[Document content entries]
BEGIN
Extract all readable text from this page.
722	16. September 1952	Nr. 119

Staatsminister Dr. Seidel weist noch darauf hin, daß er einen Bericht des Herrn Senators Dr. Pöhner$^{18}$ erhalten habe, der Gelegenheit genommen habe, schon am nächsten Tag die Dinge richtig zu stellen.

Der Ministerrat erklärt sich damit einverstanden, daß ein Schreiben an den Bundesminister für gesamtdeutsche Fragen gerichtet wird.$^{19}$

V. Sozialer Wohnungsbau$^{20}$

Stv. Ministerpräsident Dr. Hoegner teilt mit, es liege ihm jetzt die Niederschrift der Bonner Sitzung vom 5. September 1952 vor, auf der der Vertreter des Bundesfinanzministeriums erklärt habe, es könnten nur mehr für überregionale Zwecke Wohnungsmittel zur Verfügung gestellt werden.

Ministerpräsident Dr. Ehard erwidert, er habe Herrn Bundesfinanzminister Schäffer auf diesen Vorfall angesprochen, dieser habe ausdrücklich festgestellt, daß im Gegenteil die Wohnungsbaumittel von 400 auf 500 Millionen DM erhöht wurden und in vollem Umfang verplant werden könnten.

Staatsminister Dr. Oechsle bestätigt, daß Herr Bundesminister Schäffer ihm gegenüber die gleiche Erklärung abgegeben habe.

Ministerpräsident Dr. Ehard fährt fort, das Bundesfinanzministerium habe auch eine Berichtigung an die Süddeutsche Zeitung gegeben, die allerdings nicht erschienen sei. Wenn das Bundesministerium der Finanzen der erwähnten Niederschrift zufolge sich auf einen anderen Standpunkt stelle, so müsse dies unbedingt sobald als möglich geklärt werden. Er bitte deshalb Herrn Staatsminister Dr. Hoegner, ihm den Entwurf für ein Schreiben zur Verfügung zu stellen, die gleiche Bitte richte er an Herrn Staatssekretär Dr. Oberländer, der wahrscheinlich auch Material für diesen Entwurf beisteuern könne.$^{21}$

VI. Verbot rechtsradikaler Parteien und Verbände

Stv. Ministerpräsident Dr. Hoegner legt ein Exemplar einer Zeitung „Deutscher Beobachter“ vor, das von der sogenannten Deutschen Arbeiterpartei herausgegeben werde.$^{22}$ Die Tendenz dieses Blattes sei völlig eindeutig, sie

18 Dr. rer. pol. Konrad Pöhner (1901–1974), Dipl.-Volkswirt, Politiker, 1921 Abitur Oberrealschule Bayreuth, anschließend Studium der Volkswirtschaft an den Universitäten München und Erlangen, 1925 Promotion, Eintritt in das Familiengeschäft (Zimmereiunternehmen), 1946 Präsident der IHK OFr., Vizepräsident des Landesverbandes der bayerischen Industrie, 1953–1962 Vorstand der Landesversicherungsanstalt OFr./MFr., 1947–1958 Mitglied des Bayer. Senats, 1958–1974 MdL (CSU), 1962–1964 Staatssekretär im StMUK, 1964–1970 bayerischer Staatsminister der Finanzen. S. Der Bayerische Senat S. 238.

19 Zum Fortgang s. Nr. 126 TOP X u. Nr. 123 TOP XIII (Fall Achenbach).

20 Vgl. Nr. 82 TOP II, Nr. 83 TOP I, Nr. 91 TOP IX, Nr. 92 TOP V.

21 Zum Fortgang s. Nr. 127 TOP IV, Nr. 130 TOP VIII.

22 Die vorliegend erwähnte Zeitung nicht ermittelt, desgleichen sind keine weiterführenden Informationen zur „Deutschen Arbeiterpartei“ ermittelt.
END
Could you state how many lines of the entries contain the word "September"? Only the number is wanted.

## [Written solution]
2